◆ REQUIREMENT
Filter this data down to the lines that hold "Noriberg", and copy them.

:: SUPPLIED MATERIAL ::

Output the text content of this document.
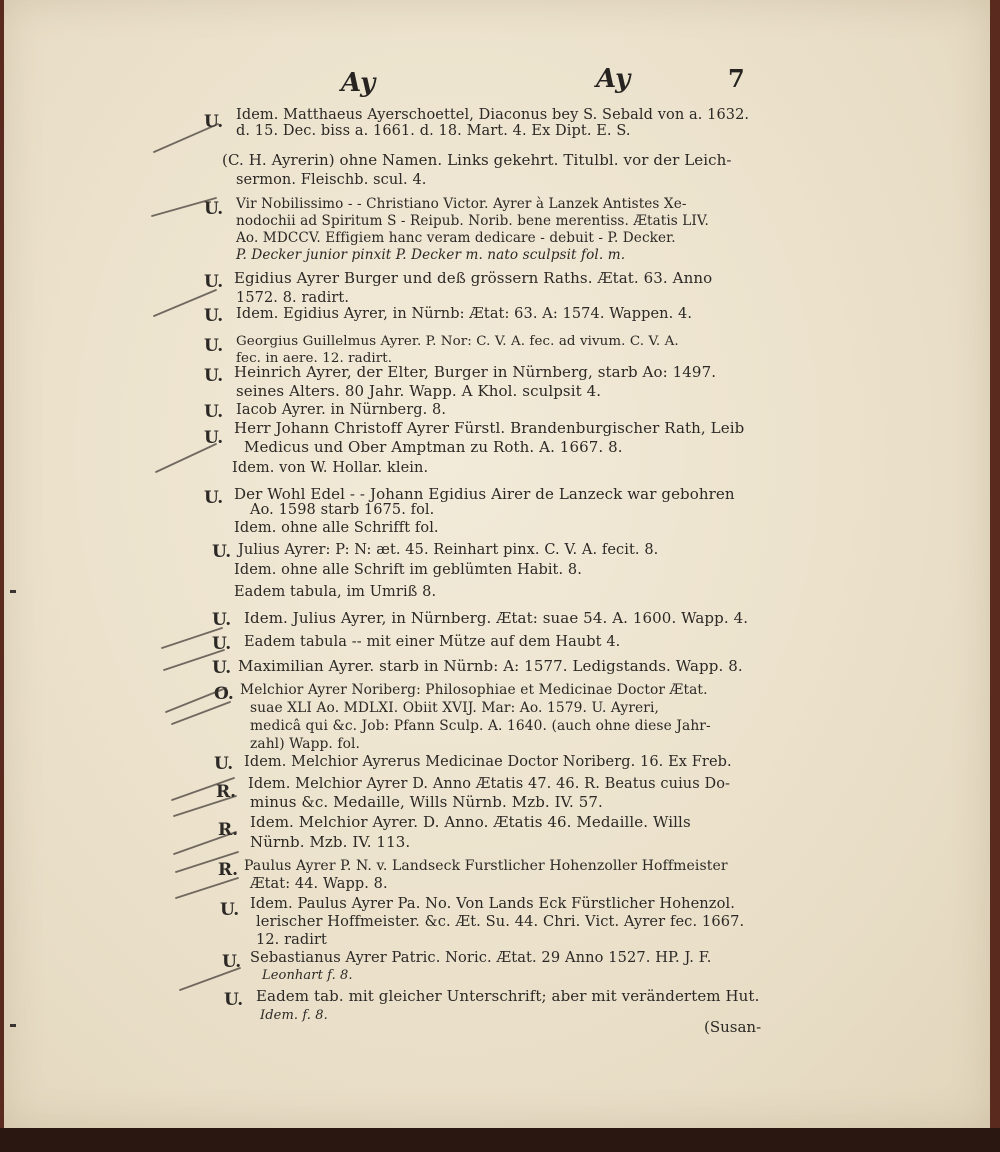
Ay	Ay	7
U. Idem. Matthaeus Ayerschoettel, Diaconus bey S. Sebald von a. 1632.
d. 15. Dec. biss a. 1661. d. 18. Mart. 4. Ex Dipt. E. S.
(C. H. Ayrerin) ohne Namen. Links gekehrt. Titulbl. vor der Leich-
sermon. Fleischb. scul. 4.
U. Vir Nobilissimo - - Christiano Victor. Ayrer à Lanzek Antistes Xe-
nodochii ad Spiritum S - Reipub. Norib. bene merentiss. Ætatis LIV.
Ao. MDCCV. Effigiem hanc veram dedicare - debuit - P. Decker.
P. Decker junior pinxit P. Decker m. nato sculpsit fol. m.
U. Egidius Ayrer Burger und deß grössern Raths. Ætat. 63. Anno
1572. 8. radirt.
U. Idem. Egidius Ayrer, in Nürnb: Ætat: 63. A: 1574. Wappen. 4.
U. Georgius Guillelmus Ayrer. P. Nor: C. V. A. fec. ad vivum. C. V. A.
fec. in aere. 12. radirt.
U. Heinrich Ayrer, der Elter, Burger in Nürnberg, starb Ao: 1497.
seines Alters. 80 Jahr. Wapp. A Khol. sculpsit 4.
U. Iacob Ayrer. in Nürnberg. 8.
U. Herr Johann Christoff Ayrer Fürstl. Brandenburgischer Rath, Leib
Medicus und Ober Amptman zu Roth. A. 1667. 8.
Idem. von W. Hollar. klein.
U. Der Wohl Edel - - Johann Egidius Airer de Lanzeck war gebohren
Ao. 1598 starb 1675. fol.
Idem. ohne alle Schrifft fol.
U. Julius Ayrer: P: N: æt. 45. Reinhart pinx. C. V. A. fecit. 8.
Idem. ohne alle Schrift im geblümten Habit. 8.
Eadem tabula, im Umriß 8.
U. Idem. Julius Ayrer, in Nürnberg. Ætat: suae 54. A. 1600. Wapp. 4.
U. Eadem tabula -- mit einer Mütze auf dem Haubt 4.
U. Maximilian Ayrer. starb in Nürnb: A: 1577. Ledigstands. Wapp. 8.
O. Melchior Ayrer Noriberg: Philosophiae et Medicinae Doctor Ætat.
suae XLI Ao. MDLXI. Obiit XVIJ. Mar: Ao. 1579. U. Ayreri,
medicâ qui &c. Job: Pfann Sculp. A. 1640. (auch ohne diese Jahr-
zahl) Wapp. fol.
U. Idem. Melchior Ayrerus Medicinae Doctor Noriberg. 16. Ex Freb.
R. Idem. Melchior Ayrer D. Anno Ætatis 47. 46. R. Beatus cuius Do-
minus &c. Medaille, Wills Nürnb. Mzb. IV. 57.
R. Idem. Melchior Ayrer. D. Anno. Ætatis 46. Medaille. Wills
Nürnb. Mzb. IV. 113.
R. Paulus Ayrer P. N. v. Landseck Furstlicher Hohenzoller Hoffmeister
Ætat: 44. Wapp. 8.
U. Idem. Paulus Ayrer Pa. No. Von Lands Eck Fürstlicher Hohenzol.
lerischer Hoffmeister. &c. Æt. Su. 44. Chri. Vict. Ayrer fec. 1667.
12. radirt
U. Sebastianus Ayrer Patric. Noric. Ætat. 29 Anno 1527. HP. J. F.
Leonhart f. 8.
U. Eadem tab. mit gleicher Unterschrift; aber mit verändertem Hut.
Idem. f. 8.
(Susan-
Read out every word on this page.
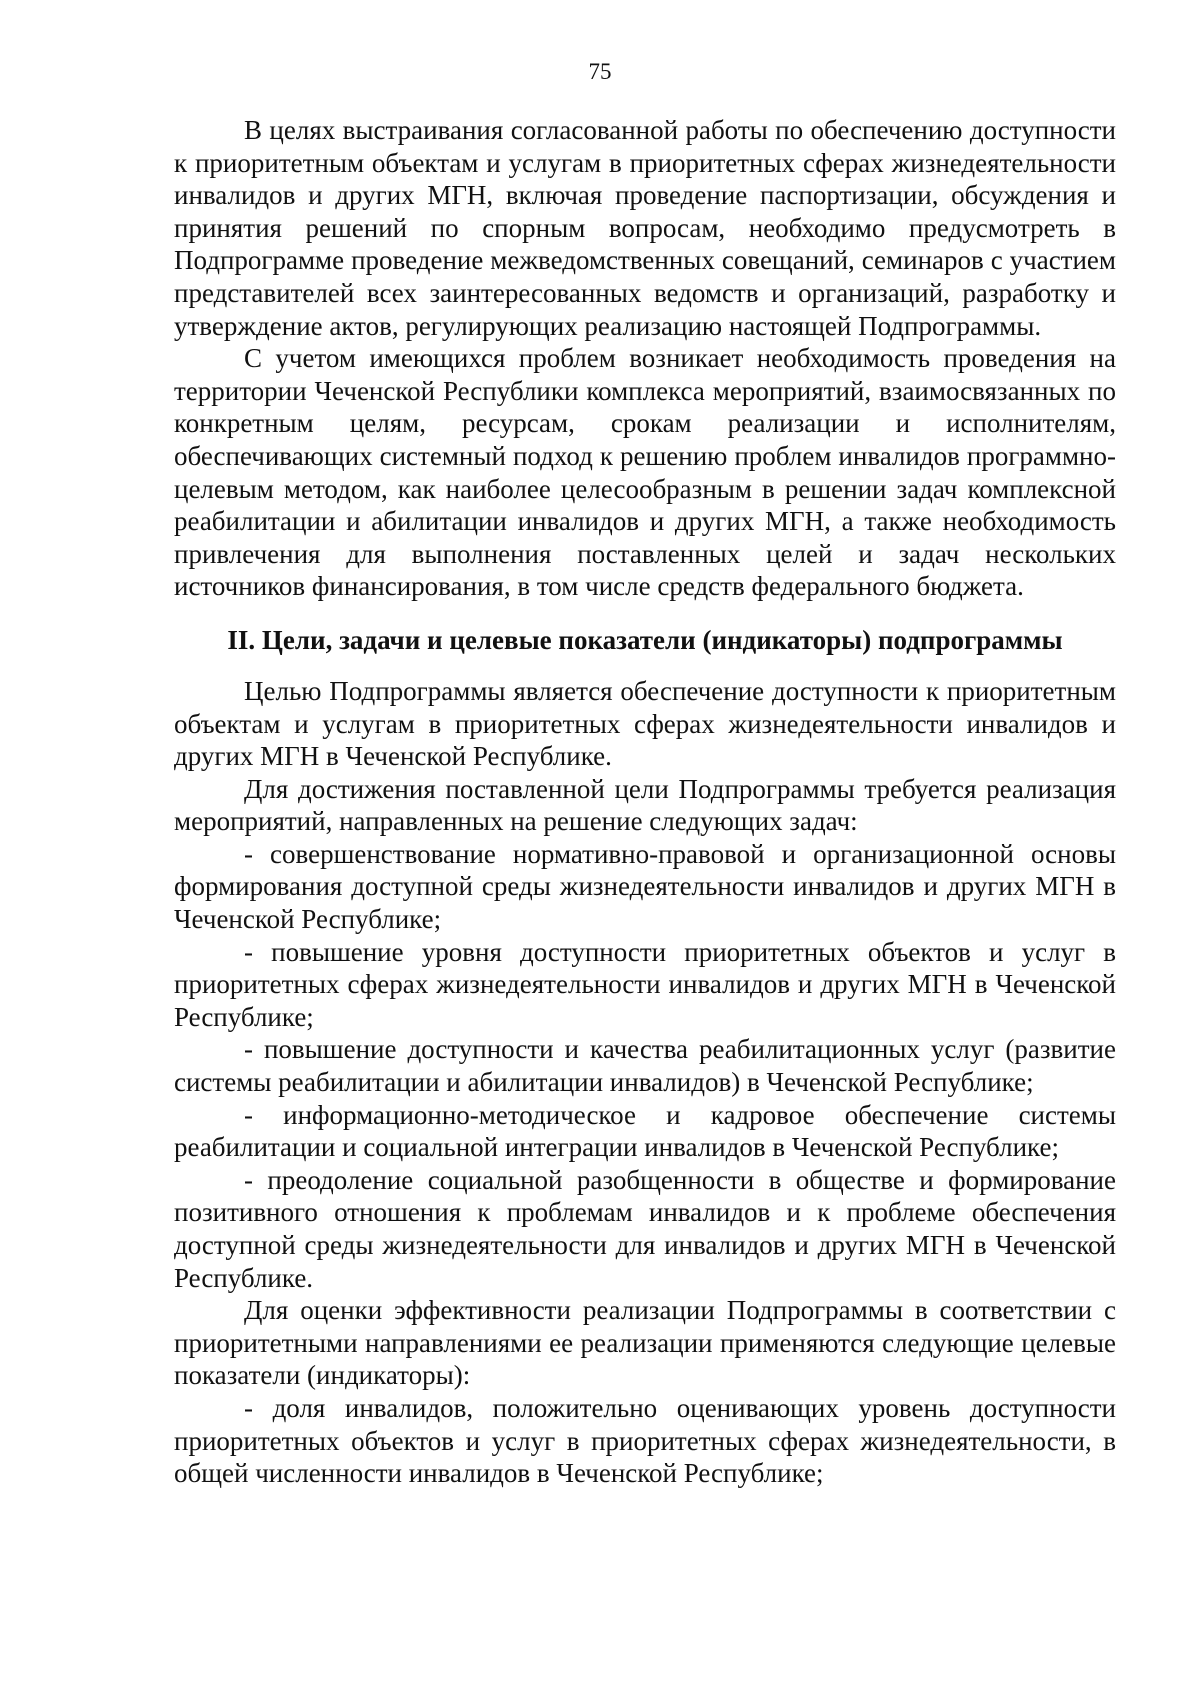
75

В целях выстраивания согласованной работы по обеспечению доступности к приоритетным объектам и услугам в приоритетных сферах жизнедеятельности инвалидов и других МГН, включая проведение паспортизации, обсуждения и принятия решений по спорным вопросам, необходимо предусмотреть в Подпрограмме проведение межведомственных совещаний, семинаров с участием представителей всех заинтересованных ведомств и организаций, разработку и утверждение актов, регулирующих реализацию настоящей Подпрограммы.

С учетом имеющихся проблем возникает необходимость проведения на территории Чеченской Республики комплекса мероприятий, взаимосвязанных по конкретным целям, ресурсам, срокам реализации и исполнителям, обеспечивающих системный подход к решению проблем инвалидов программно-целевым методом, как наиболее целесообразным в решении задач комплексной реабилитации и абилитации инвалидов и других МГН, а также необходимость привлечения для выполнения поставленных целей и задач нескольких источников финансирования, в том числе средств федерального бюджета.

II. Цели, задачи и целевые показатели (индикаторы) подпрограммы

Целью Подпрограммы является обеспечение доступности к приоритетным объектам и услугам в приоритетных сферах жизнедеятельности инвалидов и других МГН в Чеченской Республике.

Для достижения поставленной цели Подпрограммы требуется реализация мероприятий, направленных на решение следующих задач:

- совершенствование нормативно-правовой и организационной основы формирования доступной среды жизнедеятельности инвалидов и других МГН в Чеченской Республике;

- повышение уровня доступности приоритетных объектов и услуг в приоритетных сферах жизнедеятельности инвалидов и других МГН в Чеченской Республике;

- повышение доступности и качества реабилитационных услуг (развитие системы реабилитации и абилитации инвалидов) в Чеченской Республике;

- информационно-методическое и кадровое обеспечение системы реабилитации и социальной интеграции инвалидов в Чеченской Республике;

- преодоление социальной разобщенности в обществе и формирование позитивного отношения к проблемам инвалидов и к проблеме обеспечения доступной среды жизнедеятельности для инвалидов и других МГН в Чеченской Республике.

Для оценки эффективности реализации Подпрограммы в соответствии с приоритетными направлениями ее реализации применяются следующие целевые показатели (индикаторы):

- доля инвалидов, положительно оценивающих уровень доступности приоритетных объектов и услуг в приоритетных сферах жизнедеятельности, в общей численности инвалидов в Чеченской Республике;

:::

◆ EXPECTED OUTPUT
O. Melchior Ayrer Noriberg: Philosophiae et Medicinae Doctor Ætat.
U. Idem. Melchior Ayrerus Medicinae Doctor Noriberg. 16. Ex Freb.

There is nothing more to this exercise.